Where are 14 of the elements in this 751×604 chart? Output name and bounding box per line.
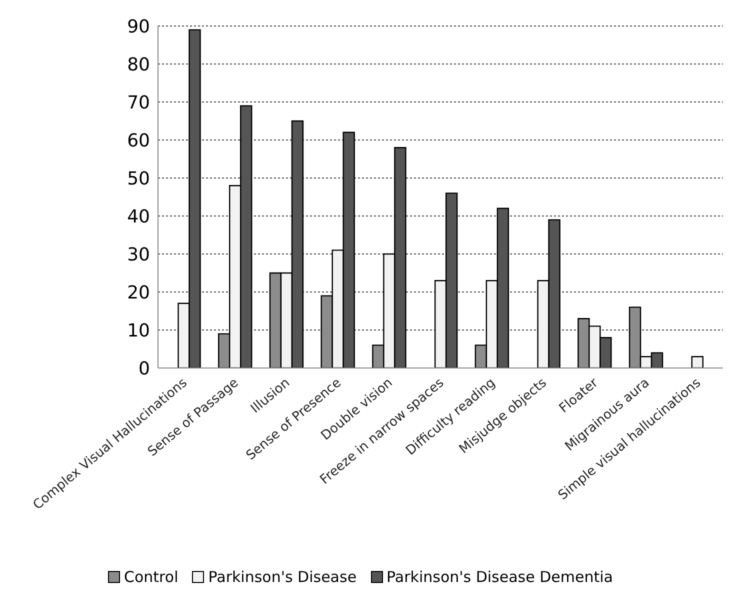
bar (691, 356, 704, 368)
legend-label: Parkinson's Disease Dementia (386, 568, 613, 586)
y-tick-label: 60 (127, 130, 150, 152)
y-tick-label: 90 (127, 16, 150, 38)
y-tick-label: 40 (127, 206, 150, 228)
y-tick-label: 50 (127, 168, 150, 190)
y-tick-label: 20 (127, 282, 150, 304)
y-tick-label: 30 (127, 244, 150, 266)
y-tick-label: 80 (127, 54, 150, 76)
y-tick-label: 70 (127, 92, 150, 114)
y-tick-label: 0 (138, 358, 150, 380)
y-tick-label: 10 (127, 320, 150, 342)
legend-label: Parkinson's Disease (208, 568, 357, 586)
legend-label: Control (124, 568, 178, 586)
□ □ □ □ □
Copy out every line of the items above word for word, leaving out the pictures.

Where are 14 of the elements in this 751×604 chart? Output name and bounding box per line.
bar (691, 356, 704, 368)
legend-label: Parkinson's Disease Dementia (386, 568, 613, 586)
y-tick-label: 60 (127, 130, 150, 152)
y-tick-label: 90 (127, 16, 150, 38)
y-tick-label: 40 (127, 206, 150, 228)
y-tick-label: 50 (127, 168, 150, 190)
y-tick-label: 20 (127, 282, 150, 304)
y-tick-label: 30 (127, 244, 150, 266)
y-tick-label: 80 (127, 54, 150, 76)
y-tick-label: 70 (127, 92, 150, 114)
y-tick-label: 0 (138, 358, 150, 380)
y-tick-label: 10 (127, 320, 150, 342)
legend-label: Parkinson's Disease (208, 568, 357, 586)
legend-label: Control (124, 568, 178, 586)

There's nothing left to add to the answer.